** Start The records **

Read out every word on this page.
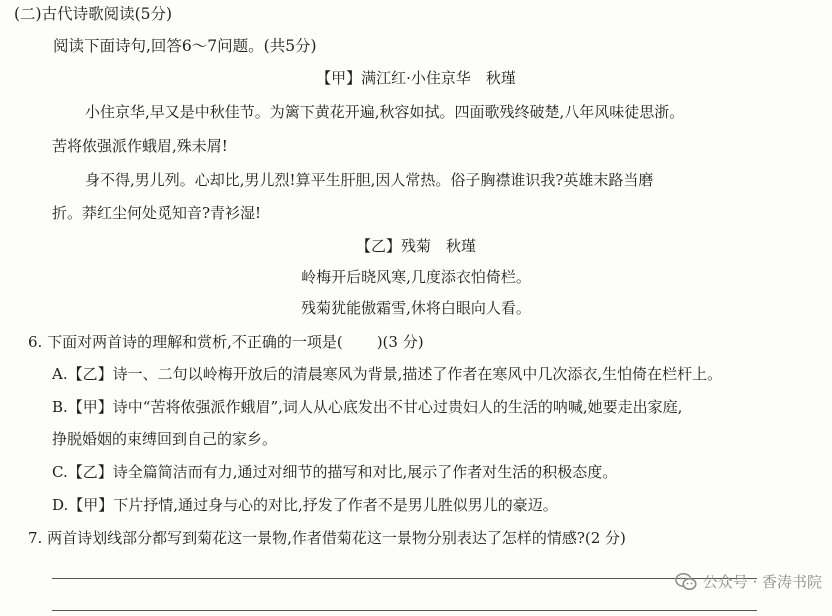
(二)古代诗歌阅读(5分)
阅读下面诗句,回答6～7问题。(共5分)
【甲】满江红·小住京华　秋瑾
小住京华,早又是中秋佳节。为篱下黄花开遍,秋容如拭。四面歌残终破楚,八年风味徒思浙。
苦将侬强派作蛾眉,殊未屑!
身不得,男儿列。心却比,男儿烈!算平生肝胆,因人常热。俗子胸襟谁识我?英雄末路当磨
折。莽红尘何处觅知音?青衫湿!
【乙】残菊　秋瑾
岭梅开后晓风寒,几度添衣怕倚栏。
残菊犹能傲霜雪,休将白眼向人看。
6. 下面对两首诗的理解和赏析,不正确的一项是( )(3 分)
A.【乙】诗一、二句以岭梅开放后的清晨寒风为背景,描述了作者在寒风中几次添衣,生怕倚在栏杆上。
B.【甲】诗中“苦将侬强派作蛾眉”,词人从心底发出不甘心过贵妇人的生活的呐喊,她要走出家庭,
挣脱婚姻的束缚回到自己的家乡。
C.【乙】诗全篇简洁而有力,通过对细节的描写和对比,展示了作者对生活的积极态度。
D.【甲】下片抒情,通过身与心的对比,抒发了作者不是男儿胜似男儿的豪迈。
7. 两首诗划线部分都写到菊花这一景物,作者借菊花这一景物分别表达了怎样的情感?(2 分)
公众号 · 香涛书院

** End The records **

- _The problem_: Each entry above should be reproduced exactly, with the pictures removed.

- _Result of this exercise_:
Read out every word on this page.
(二)古代诗歌阅读(5分)
阅读下面诗句,回答6～7问题。(共5分)
【甲】满江红·小住京华　秋瑾
小住京华,早又是中秋佳节。为篱下黄花开遍,秋容如拭。四面歌残终破楚,八年风味徒思浙。
苦将侬强派作蛾眉,殊未屑!
身不得,男儿列。心却比,男儿烈!算平生肝胆,因人常热。俗子胸襟谁识我?英雄末路当磨
折。莽红尘何处觅知音?青衫湿!
【乙】残菊　秋瑾
岭梅开后晓风寒,几度添衣怕倚栏。
残菊犹能傲霜雪,休将白眼向人看。
6. 下面对两首诗的理解和赏析,不正确的一项是( )(3 分)
A.【乙】诗一、二句以岭梅开放后的清晨寒风为背景,描述了作者在寒风中几次添衣,生怕倚在栏杆上。
B.【甲】诗中“苦将侬强派作蛾眉”,词人从心底发出不甘心过贵妇人的生活的呐喊,她要走出家庭,
挣脱婚姻的束缚回到自己的家乡。
C.【乙】诗全篇简洁而有力,通过对细节的描写和对比,展示了作者对生活的积极态度。
D.【甲】下片抒情,通过身与心的对比,抒发了作者不是男儿胜似男儿的豪迈。
7. 两首诗划线部分都写到菊花这一景物,作者借菊花这一景物分别表达了怎样的情感?(2 分)
公众号 · 香涛书院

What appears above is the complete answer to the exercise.